PROVIDED RECORDS

##########

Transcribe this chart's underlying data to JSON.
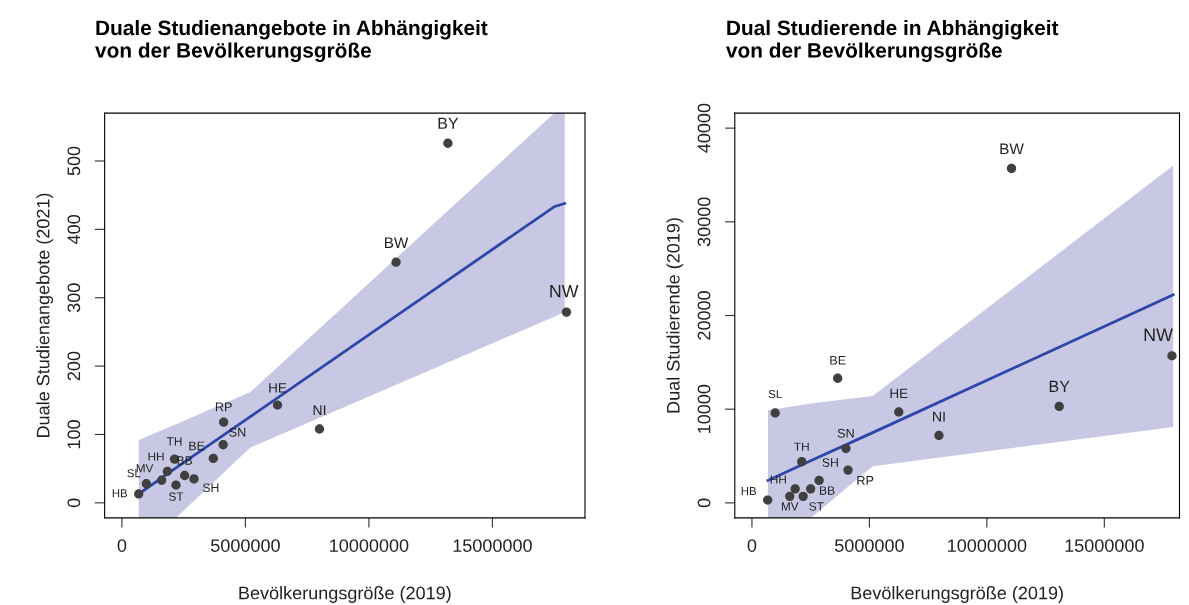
{
  "chart_data": [
    {
      "type": "scatter",
      "title": "Duale Studienangebote in Abhängigkeit\nvon der Bevölkerungsgröße",
      "xlabel": "Bevölkerungsgröße (2019)",
      "ylabel": "Duale Studienangebote (2021)",
      "xlim": [
        -700000,
        18750000
      ],
      "ylim": [
        -22,
        570
      ],
      "xticks": [
        0,
        5000000,
        10000000,
        15000000
      ],
      "yticks": [
        0,
        100,
        200,
        300,
        400,
        500
      ],
      "grid": false,
      "legend": false,
      "series": [
        {
          "type": "scatter",
          "marker": "circle",
          "color": "#404040",
          "x": [
            680000,
            990000,
            1610000,
            1840000,
            2130000,
            2190000,
            2540000,
            2920000,
            3700000,
            4100000,
            4120000,
            6300000,
            8000000,
            11100000,
            13200000,
            18000000
          ],
          "values": [
            13,
            28,
            33,
            46,
            64,
            26,
            40,
            35,
            65,
            85,
            118,
            143,
            108,
            352,
            526,
            279
          ]
        },
        {
          "type": "line",
          "marker": "none",
          "line_style": "solid",
          "color": "#2d46a8",
          "x": [
            680000,
            2190000,
            5200000,
            17500000,
            17930000
          ],
          "values": [
            13,
            51,
            126,
            433,
            438
          ],
          "lower": [
            -22,
            -22,
            81,
            272,
            279
          ],
          "upper": [
            92,
            115,
            162,
            570,
            570
          ]
        }
      ],
      "annotations": [
        {
          "text": "HB",
          "x": 680000,
          "y": 13
        },
        {
          "text": "SL",
          "x": 990000,
          "y": 28
        },
        {
          "text": "MV",
          "x": 1610000,
          "y": 33
        },
        {
          "text": "HH",
          "x": 1840000,
          "y": 46
        },
        {
          "text": "TH",
          "x": 2130000,
          "y": 64
        },
        {
          "text": "ST",
          "x": 2190000,
          "y": 26
        },
        {
          "text": "BB",
          "x": 2540000,
          "y": 40
        },
        {
          "text": "SH",
          "x": 2920000,
          "y": 35
        },
        {
          "text": "BE",
          "x": 3700000,
          "y": 65
        },
        {
          "text": "SN",
          "x": 4100000,
          "y": 85
        },
        {
          "text": "RP",
          "x": 4120000,
          "y": 118
        },
        {
          "text": "HE",
          "x": 6300000,
          "y": 143
        },
        {
          "text": "NI",
          "x": 8000000,
          "y": 108
        },
        {
          "text": "BW",
          "x": 11100000,
          "y": 352
        },
        {
          "text": "BY",
          "x": 13200000,
          "y": 526
        },
        {
          "text": "NW",
          "x": 18000000,
          "y": 279
        }
      ]
    },
    {
      "type": "scatter",
      "title": "Dual Studierende in Abhängigkeit\nvon der Bevölkerungsgröße",
      "xlabel": "Bevölkerungsgröße (2019)",
      "ylabel": "Dual Studierende (2019)",
      "xlim": [
        -730000,
        18200000
      ],
      "ylim": [
        -1600,
        41600
      ],
      "xticks": [
        0,
        5000000,
        10000000,
        15000000
      ],
      "yticks": [
        0,
        10000,
        20000,
        30000,
        40000
      ],
      "grid": false,
      "legend": false,
      "series": [
        {
          "type": "scatter",
          "marker": "circle",
          "color": "#404040",
          "x": [
            670000,
            990000,
            1610000,
            1840000,
            2120000,
            2180000,
            2500000,
            2860000,
            3650000,
            4000000,
            4090000,
            6250000,
            7960000,
            11050000,
            13080000,
            17880000
          ],
          "values": [
            300,
            9600,
            700,
            1500,
            4400,
            700,
            1500,
            2400,
            13300,
            5800,
            3500,
            9700,
            7200,
            35700,
            10300,
            15700
          ]
        },
        {
          "type": "line",
          "marker": "none",
          "line_style": "solid",
          "color": "#2d46a8",
          "x": [
            680000,
            2500000,
            5140000,
            17930000
          ],
          "values": [
            2400,
            4500,
            7500,
            22200
          ],
          "lower": [
            -1600,
            -1600,
            3900,
            8100
          ],
          "upper": [
            9900,
            10600,
            11400,
            36000
          ]
        }
      ],
      "annotations": [
        {
          "text": "HB",
          "x": 670000,
          "y": 300
        },
        {
          "text": "SL",
          "x": 990000,
          "y": 9600
        },
        {
          "text": "MV",
          "x": 1610000,
          "y": 700
        },
        {
          "text": "HH",
          "x": 1840000,
          "y": 1500
        },
        {
          "text": "TH",
          "x": 2120000,
          "y": 4400
        },
        {
          "text": "ST",
          "x": 2180000,
          "y": 700
        },
        {
          "text": "BB",
          "x": 2500000,
          "y": 1500
        },
        {
          "text": "SH",
          "x": 2860000,
          "y": 2400
        },
        {
          "text": "BE",
          "x": 3650000,
          "y": 13300
        },
        {
          "text": "SN",
          "x": 4000000,
          "y": 5800
        },
        {
          "text": "RP",
          "x": 4090000,
          "y": 3500
        },
        {
          "text": "HE",
          "x": 6250000,
          "y": 9700
        },
        {
          "text": "NI",
          "x": 7960000,
          "y": 7200
        },
        {
          "text": "BW",
          "x": 11050000,
          "y": 35700
        },
        {
          "text": "BY",
          "x": 13080000,
          "y": 10300
        },
        {
          "text": "NW",
          "x": 17880000,
          "y": 15700
        }
      ]
    }
  ]
}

##########

Print the listing above in full, exactly as written. Omit any pictures.

Transcribe this chart's underlying data to JSON.
{
  "chart_data": [
    {
      "type": "scatter",
      "title": "Duale Studienangebote in Abhängigkeit\nvon der Bevölkerungsgröße",
      "xlabel": "Bevölkerungsgröße (2019)",
      "ylabel": "Duale Studienangebote (2021)",
      "xlim": [
        -700000,
        18750000
      ],
      "ylim": [
        -22,
        570
      ],
      "xticks": [
        0,
        5000000,
        10000000,
        15000000
      ],
      "yticks": [
        0,
        100,
        200,
        300,
        400,
        500
      ],
      "grid": false,
      "legend": false,
      "series": [
        {
          "type": "scatter",
          "marker": "circle",
          "color": "#404040",
          "x": [
            680000,
            990000,
            1610000,
            1840000,
            2130000,
            2190000,
            2540000,
            2920000,
            3700000,
            4100000,
            4120000,
            6300000,
            8000000,
            11100000,
            13200000,
            18000000
          ],
          "values": [
            13,
            28,
            33,
            46,
            64,
            26,
            40,
            35,
            65,
            85,
            118,
            143,
            108,
            352,
            526,
            279
          ]
        },
        {
          "type": "line",
          "marker": "none",
          "line_style": "solid",
          "color": "#2d46a8",
          "x": [
            680000,
            2190000,
            5200000,
            17500000,
            17930000
          ],
          "values": [
            13,
            51,
            126,
            433,
            438
          ],
          "lower": [
            -22,
            -22,
            81,
            272,
            279
          ],
          "upper": [
            92,
            115,
            162,
            570,
            570
          ]
        }
      ],
      "annotations": [
        {
          "text": "HB",
          "x": 680000,
          "y": 13
        },
        {
          "text": "SL",
          "x": 990000,
          "y": 28
        },
        {
          "text": "MV",
          "x": 1610000,
          "y": 33
        },
        {
          "text": "HH",
          "x": 1840000,
          "y": 46
        },
        {
          "text": "TH",
          "x": 2130000,
          "y": 64
        },
        {
          "text": "ST",
          "x": 2190000,
          "y": 26
        },
        {
          "text": "BB",
          "x": 2540000,
          "y": 40
        },
        {
          "text": "SH",
          "x": 2920000,
          "y": 35
        },
        {
          "text": "BE",
          "x": 3700000,
          "y": 65
        },
        {
          "text": "SN",
          "x": 4100000,
          "y": 85
        },
        {
          "text": "RP",
          "x": 4120000,
          "y": 118
        },
        {
          "text": "HE",
          "x": 6300000,
          "y": 143
        },
        {
          "text": "NI",
          "x": 8000000,
          "y": 108
        },
        {
          "text": "BW",
          "x": 11100000,
          "y": 352
        },
        {
          "text": "BY",
          "x": 13200000,
          "y": 526
        },
        {
          "text": "NW",
          "x": 18000000,
          "y": 279
        }
      ]
    },
    {
      "type": "scatter",
      "title": "Dual Studierende in Abhängigkeit\nvon der Bevölkerungsgröße",
      "xlabel": "Bevölkerungsgröße (2019)",
      "ylabel": "Dual Studierende (2019)",
      "xlim": [
        -730000,
        18200000
      ],
      "ylim": [
        -1600,
        41600
      ],
      "xticks": [
        0,
        5000000,
        10000000,
        15000000
      ],
      "yticks": [
        0,
        10000,
        20000,
        30000,
        40000
      ],
      "grid": false,
      "legend": false,
      "series": [
        {
          "type": "scatter",
          "marker": "circle",
          "color": "#404040",
          "x": [
            670000,
            990000,
            1610000,
            1840000,
            2120000,
            2180000,
            2500000,
            2860000,
            3650000,
            4000000,
            4090000,
            6250000,
            7960000,
            11050000,
            13080000,
            17880000
          ],
          "values": [
            300,
            9600,
            700,
            1500,
            4400,
            700,
            1500,
            2400,
            13300,
            5800,
            3500,
            9700,
            7200,
            35700,
            10300,
            15700
          ]
        },
        {
          "type": "line",
          "marker": "none",
          "line_style": "solid",
          "color": "#2d46a8",
          "x": [
            680000,
            2500000,
            5140000,
            17930000
          ],
          "values": [
            2400,
            4500,
            7500,
            22200
          ],
          "lower": [
            -1600,
            -1600,
            3900,
            8100
          ],
          "upper": [
            9900,
            10600,
            11400,
            36000
          ]
        }
      ],
      "annotations": [
        {
          "text": "HB",
          "x": 670000,
          "y": 300
        },
        {
          "text": "SL",
          "x": 990000,
          "y": 9600
        },
        {
          "text": "MV",
          "x": 1610000,
          "y": 700
        },
        {
          "text": "HH",
          "x": 1840000,
          "y": 1500
        },
        {
          "text": "TH",
          "x": 2120000,
          "y": 4400
        },
        {
          "text": "ST",
          "x": 2180000,
          "y": 700
        },
        {
          "text": "BB",
          "x": 2500000,
          "y": 1500
        },
        {
          "text": "SH",
          "x": 2860000,
          "y": 2400
        },
        {
          "text": "BE",
          "x": 3650000,
          "y": 13300
        },
        {
          "text": "SN",
          "x": 4000000,
          "y": 5800
        },
        {
          "text": "RP",
          "x": 4090000,
          "y": 3500
        },
        {
          "text": "HE",
          "x": 6250000,
          "y": 9700
        },
        {
          "text": "NI",
          "x": 7960000,
          "y": 7200
        },
        {
          "text": "BW",
          "x": 11050000,
          "y": 35700
        },
        {
          "text": "BY",
          "x": 13080000,
          "y": 10300
        },
        {
          "text": "NW",
          "x": 17880000,
          "y": 15700
        }
      ]
    }
  ]
}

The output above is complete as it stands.